Data entries:
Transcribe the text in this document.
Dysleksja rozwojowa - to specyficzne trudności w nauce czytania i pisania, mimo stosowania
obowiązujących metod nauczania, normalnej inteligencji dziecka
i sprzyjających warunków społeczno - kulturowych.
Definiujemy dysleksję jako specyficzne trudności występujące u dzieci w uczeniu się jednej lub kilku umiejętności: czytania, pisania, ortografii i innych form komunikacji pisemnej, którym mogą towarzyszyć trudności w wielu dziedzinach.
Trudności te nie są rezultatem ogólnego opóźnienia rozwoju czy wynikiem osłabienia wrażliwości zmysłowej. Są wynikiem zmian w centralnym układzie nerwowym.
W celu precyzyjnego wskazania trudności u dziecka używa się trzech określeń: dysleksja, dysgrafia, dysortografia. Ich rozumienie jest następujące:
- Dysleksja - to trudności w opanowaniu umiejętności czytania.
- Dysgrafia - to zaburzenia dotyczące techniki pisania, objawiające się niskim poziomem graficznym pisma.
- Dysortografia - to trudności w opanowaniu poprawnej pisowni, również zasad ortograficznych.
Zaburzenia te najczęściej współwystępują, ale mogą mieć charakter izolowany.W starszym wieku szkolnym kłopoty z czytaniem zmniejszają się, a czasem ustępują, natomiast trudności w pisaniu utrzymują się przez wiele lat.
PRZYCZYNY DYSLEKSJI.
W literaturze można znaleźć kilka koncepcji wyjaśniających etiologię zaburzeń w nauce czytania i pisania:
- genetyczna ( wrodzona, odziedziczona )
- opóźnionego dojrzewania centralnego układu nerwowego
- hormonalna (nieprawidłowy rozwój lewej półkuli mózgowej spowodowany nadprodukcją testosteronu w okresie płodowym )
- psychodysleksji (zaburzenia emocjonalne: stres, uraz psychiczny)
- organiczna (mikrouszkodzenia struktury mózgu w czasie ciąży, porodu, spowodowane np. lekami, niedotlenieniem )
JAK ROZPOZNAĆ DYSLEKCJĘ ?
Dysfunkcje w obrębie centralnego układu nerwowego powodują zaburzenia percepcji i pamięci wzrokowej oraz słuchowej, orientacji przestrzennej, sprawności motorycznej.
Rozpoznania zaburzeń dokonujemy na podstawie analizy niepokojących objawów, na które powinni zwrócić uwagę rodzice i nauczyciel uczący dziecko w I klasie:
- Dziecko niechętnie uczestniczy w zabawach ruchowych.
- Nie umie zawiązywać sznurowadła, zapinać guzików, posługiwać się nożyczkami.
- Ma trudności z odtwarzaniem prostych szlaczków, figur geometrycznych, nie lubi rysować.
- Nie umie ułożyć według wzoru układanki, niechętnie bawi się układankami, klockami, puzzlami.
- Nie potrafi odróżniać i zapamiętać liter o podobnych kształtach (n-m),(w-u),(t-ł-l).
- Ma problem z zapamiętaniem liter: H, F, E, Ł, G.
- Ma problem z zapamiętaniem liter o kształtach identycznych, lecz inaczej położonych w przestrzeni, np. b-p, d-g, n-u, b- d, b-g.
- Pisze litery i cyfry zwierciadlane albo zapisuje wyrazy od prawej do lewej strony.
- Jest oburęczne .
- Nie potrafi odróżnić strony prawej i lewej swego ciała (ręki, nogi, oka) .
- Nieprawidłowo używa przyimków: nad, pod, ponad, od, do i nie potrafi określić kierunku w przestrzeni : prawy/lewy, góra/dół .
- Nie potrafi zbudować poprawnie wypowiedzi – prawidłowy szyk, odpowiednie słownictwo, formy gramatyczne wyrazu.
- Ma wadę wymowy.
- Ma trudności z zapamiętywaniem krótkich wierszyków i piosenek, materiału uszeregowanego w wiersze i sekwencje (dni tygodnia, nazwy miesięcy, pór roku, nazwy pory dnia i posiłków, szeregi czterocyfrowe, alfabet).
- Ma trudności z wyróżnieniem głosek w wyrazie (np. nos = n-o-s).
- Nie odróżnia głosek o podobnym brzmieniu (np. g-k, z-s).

§ **INSTRUCTION**
Make an exact copy of the data above.

§ **TASK SOLUTION**
Transcribe the text in this document.
Dysleksja rozwojowa - to specyficzne trudności w nauce czytania i pisania, mimo stosowania
obowiązujących metod nauczania, normalnej inteligencji dziecka
i sprzyjających warunków społeczno - kulturowych.
Definiujemy dysleksję jako specyficzne trudności występujące u dzieci w uczeniu się jednej lub kilku umiejętności: czytania, pisania, ortografii i innych form komunikacji pisemnej, którym mogą towarzyszyć trudności w wielu dziedzinach.
Trudności te nie są rezultatem ogólnego opóźnienia rozwoju czy wynikiem osłabienia wrażliwości zmysłowej. Są wynikiem zmian w centralnym układzie nerwowym.
W celu precyzyjnego wskazania trudności u dziecka używa się trzech określeń: dysleksja, dysgrafia, dysortografia. Ich rozumienie jest następujące:
- Dysleksja - to trudności w opanowaniu umiejętności czytania.
- Dysgrafia - to zaburzenia dotyczące techniki pisania, objawiające się niskim poziomem graficznym pisma.
- Dysortografia - to trudności w opanowaniu poprawnej pisowni, również zasad ortograficznych.
Zaburzenia te najczęściej współwystępują, ale mogą mieć charakter izolowany.W starszym wieku szkolnym kłopoty z czytaniem zmniejszają się, a czasem ustępują, natomiast trudności w pisaniu utrzymują się przez wiele lat.
PRZYCZYNY DYSLEKSJI.
W literaturze można znaleźć kilka koncepcji wyjaśniających etiologię zaburzeń w nauce czytania i pisania:
- genetyczna ( wrodzona, odziedziczona )
- opóźnionego dojrzewania centralnego układu nerwowego
- hormonalna (nieprawidłowy rozwój lewej półkuli mózgowej spowodowany nadprodukcją testosteronu w okresie płodowym )
- psychodysleksji (zaburzenia emocjonalne: stres, uraz psychiczny)
- organiczna (mikrouszkodzenia struktury mózgu w czasie ciąży, porodu, spowodowane np. lekami, niedotlenieniem )
JAK ROZPOZNAĆ DYSLEKCJĘ ?
Dysfunkcje w obrębie centralnego układu nerwowego powodują zaburzenia percepcji i pamięci wzrokowej oraz słuchowej, orientacji przestrzennej, sprawności motorycznej.
Rozpoznania zaburzeń dokonujemy na podstawie analizy niepokojących objawów, na które powinni zwrócić uwagę rodzice i nauczyciel uczący dziecko w I klasie:
- Dziecko niechętnie uczestniczy w zabawach ruchowych.
- Nie umie zawiązywać sznurowadła, zapinać guzików, posługiwać się nożyczkami.
- Ma trudności z odtwarzaniem prostych szlaczków, figur geometrycznych, nie lubi rysować.
- Nie umie ułożyć według wzoru układanki, niechętnie bawi się układankami, klockami, puzzlami.
- Nie potrafi odróżniać i zapamiętać liter o podobnych kształtach (n-m),(w-u),(t-ł-l).
- Ma problem z zapamiętaniem liter: H, F, E, Ł, G.
- Ma problem z zapamiętaniem liter o kształtach identycznych, lecz inaczej położonych w przestrzeni, np. b-p, d-g, n-u, b- d, b-g.
- Pisze litery i cyfry zwierciadlane albo zapisuje wyrazy od prawej do lewej strony.
- Jest oburęczne .
- Nie potrafi odróżnić strony prawej i lewej swego ciała (ręki, nogi, oka) .
- Nieprawidłowo używa przyimków: nad, pod, ponad, od, do i nie potrafi określić kierunku w przestrzeni : prawy/lewy, góra/dół .
- Nie potrafi zbudować poprawnie wypowiedzi – prawidłowy szyk, odpowiednie słownictwo, formy gramatyczne wyrazu.
- Ma wadę wymowy.
- Ma trudności z zapamiętywaniem krótkich wierszyków i piosenek, materiału uszeregowanego w wiersze i sekwencje (dni tygodnia, nazwy miesięcy, pór roku, nazwy pory dnia i posiłków, szeregi czterocyfrowe, alfabet).
- Ma trudności z wyróżnieniem głosek w wyrazie (np. nos = n-o-s).
- Nie odróżnia głosek o podobnym brzmieniu (np. g-k, z-s).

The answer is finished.